> _What the task asks_
Report only the number of lines in this material that include "JSON".

--- Dataset rows ---

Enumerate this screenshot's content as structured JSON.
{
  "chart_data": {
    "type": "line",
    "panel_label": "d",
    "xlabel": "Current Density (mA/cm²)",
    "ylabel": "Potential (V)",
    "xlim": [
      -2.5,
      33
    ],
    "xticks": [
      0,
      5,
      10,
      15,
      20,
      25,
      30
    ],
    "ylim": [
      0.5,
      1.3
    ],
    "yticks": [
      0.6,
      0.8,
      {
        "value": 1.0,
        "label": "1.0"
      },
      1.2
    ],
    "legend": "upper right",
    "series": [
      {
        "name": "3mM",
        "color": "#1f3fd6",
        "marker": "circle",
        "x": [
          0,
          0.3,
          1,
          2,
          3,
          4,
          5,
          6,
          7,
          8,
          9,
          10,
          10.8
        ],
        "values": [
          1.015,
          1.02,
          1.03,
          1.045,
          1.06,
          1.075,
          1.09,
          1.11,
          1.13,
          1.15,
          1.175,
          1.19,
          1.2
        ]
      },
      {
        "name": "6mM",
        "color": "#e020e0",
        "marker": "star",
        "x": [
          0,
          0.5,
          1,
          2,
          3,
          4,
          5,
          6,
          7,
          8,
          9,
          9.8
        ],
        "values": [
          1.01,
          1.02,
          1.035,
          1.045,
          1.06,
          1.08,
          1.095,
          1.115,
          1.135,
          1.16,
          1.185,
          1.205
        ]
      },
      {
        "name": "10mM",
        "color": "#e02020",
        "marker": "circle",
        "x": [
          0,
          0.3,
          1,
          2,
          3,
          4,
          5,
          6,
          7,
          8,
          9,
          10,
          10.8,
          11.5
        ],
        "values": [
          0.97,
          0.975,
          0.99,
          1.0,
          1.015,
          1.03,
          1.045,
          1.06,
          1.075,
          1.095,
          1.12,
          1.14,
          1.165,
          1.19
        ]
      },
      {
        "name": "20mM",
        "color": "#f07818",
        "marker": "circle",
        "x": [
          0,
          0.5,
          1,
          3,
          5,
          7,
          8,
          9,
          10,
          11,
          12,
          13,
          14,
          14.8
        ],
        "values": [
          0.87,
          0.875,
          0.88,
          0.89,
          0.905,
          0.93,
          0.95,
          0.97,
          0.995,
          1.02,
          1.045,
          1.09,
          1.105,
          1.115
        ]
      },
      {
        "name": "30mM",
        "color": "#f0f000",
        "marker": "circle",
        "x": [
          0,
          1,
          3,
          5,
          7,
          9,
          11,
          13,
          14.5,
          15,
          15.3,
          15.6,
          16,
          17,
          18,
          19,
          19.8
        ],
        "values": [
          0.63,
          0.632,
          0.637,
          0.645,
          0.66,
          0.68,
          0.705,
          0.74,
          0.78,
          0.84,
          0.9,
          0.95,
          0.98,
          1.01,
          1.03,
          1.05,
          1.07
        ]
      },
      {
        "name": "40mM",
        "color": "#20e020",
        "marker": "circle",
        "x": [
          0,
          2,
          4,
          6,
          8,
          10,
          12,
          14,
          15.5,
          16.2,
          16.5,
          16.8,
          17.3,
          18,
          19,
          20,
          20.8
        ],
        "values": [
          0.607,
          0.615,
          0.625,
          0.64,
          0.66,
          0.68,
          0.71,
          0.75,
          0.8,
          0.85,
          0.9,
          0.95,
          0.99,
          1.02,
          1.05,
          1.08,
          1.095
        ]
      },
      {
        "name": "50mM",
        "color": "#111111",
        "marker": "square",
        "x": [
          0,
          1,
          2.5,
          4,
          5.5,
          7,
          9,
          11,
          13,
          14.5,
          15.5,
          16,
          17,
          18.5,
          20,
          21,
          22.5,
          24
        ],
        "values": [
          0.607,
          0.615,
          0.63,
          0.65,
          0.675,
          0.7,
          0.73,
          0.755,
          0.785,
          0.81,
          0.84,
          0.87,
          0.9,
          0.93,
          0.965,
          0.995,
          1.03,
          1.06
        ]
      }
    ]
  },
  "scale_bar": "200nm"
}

---
--- Dataset rows ---

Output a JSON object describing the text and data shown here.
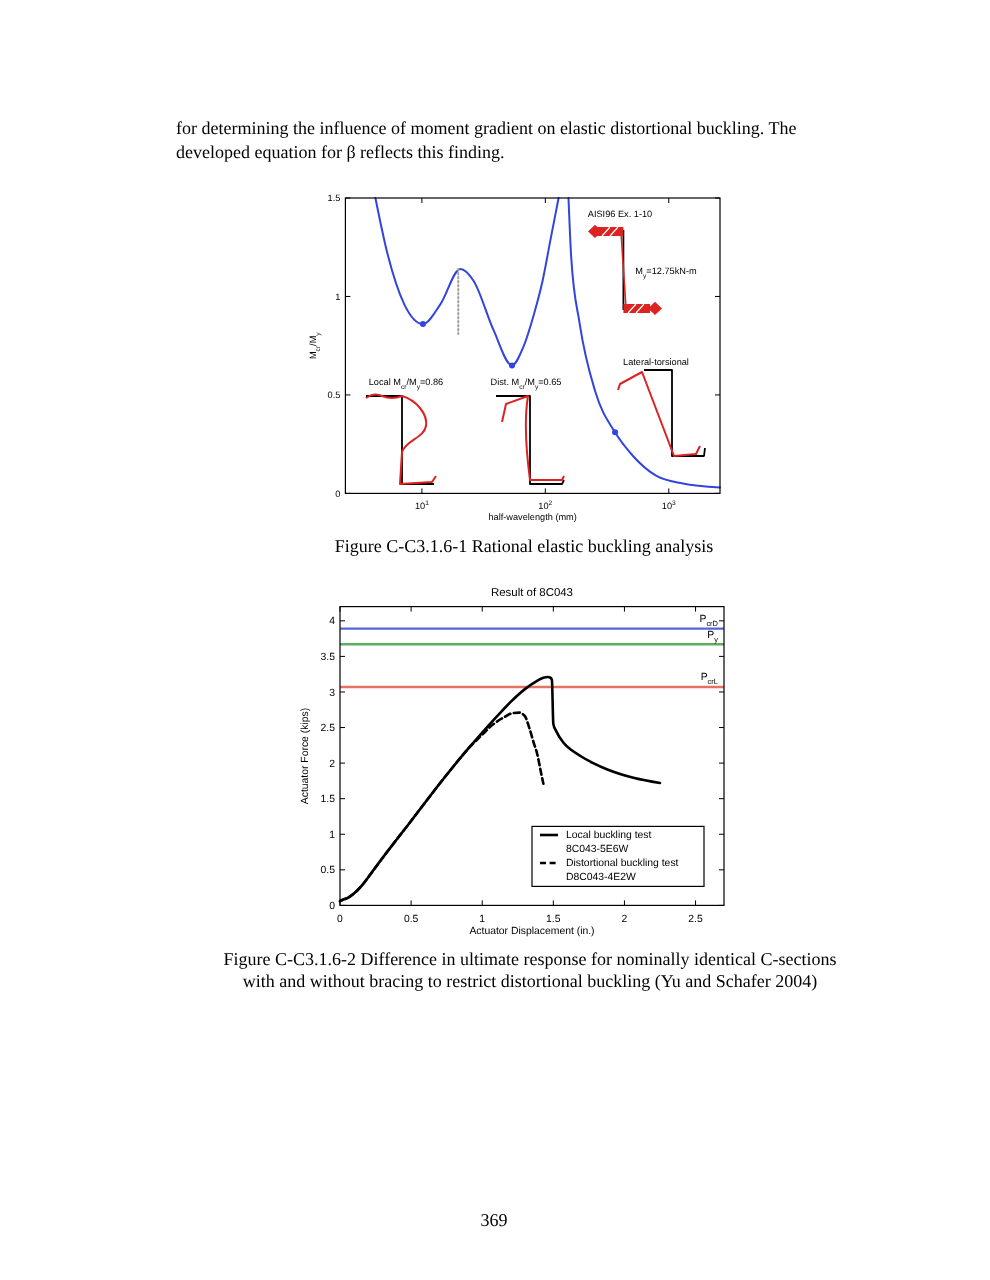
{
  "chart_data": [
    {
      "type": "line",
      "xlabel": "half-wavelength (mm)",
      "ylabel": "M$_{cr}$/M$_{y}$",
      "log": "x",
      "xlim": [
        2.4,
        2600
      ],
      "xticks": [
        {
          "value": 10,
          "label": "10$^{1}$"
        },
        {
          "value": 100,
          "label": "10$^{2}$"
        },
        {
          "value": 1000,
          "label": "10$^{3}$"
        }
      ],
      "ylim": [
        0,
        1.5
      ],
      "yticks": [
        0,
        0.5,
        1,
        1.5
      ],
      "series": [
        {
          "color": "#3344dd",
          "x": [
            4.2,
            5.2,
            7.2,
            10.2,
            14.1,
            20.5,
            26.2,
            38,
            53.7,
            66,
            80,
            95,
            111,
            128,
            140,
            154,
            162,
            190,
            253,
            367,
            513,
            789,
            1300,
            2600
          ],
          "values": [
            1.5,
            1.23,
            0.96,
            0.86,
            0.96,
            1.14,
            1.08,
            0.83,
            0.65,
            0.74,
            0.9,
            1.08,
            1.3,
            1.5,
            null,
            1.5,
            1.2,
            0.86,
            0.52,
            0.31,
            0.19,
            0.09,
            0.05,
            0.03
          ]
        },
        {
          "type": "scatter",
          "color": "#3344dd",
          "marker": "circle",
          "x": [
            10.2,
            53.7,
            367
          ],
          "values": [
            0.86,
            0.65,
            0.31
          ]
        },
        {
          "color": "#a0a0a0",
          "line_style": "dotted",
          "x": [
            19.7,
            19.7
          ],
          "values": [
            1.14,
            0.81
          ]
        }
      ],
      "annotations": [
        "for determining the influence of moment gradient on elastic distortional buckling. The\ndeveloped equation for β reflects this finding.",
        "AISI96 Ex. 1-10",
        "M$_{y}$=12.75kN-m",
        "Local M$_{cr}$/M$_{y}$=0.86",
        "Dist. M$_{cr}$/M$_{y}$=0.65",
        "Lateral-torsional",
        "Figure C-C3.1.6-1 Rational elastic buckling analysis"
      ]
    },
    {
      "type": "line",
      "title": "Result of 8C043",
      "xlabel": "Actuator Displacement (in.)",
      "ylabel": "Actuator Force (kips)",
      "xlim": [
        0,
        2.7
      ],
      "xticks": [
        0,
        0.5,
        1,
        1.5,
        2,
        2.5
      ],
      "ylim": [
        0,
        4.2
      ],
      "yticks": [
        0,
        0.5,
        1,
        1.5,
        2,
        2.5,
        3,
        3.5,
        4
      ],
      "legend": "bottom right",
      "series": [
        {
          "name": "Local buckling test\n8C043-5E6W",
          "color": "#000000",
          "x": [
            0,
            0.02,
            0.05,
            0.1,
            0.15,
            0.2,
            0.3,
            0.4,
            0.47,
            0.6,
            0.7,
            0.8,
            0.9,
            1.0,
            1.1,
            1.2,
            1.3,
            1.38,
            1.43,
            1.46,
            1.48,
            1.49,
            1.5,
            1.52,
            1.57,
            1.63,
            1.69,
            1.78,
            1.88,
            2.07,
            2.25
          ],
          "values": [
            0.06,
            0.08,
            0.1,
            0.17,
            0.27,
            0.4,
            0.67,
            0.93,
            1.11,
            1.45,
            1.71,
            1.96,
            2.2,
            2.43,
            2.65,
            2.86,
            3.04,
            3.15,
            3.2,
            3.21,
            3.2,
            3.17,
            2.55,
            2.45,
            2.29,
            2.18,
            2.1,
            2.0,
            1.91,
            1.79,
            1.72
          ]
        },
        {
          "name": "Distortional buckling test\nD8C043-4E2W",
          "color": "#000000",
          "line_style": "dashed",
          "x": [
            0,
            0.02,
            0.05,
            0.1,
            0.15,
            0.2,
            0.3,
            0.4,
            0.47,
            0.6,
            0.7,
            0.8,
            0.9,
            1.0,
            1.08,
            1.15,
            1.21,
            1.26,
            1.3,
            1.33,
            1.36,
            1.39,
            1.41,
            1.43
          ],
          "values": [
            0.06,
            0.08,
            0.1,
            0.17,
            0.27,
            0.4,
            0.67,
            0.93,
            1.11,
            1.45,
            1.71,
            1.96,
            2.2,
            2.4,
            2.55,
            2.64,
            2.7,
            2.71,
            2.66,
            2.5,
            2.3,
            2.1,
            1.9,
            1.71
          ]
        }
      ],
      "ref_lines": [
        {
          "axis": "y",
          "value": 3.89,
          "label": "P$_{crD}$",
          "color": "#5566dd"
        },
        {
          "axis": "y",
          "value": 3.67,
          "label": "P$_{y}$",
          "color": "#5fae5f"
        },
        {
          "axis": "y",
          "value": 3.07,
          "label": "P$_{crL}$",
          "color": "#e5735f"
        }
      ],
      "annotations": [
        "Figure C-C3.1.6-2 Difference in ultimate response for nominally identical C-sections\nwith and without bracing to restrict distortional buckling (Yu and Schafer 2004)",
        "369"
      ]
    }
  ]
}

---

> _Exercise response_
2